- **Problem statement**:
Where a line in the listing contains the string "CLASSIC", copy that line out.

Stored data
■ ■ ■

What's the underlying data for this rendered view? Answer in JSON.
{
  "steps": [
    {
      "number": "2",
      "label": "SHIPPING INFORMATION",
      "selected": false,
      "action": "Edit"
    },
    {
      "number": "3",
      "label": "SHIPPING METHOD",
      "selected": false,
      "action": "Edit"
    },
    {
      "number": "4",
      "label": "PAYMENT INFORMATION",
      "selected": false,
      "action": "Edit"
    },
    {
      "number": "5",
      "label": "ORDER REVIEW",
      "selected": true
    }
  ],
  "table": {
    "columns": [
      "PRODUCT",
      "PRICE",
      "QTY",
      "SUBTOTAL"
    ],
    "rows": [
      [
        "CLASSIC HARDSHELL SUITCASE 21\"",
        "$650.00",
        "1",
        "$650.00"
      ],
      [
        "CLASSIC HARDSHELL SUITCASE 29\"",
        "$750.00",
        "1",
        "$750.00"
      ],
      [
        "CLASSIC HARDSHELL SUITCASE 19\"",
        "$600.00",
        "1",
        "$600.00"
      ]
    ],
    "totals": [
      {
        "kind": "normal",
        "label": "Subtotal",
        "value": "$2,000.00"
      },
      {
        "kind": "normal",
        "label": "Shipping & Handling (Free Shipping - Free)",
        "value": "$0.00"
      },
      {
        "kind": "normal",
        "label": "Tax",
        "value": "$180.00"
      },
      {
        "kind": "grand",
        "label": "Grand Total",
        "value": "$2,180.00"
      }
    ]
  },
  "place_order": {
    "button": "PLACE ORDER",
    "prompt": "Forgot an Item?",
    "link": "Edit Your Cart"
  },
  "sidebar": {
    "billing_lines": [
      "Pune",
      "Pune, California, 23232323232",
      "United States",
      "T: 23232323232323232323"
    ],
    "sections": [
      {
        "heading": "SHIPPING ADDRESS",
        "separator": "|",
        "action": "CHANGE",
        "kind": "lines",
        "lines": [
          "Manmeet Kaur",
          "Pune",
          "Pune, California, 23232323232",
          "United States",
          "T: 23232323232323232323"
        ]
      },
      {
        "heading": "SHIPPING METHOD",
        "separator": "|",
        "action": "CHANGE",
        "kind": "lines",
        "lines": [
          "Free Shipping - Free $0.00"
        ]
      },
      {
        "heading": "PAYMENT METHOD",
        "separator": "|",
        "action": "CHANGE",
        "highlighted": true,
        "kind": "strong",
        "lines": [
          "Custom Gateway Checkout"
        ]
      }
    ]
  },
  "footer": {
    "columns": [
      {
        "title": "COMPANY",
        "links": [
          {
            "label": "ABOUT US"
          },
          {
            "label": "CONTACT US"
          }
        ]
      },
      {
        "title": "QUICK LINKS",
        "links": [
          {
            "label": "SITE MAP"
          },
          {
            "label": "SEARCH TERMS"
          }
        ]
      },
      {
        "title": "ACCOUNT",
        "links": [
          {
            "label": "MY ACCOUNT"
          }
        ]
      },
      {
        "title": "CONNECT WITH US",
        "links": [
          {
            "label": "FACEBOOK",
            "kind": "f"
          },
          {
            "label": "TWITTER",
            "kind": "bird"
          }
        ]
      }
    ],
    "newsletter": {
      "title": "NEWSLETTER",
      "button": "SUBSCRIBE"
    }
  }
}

■ ■ ■

- **Response to this exercise**:
        "CLASSIC HARDSHELL SUITCASE 21\"",
        "CLASSIC HARDSHELL SUITCASE 29\"",
        "CLASSIC HARDSHELL SUITCASE 19\"",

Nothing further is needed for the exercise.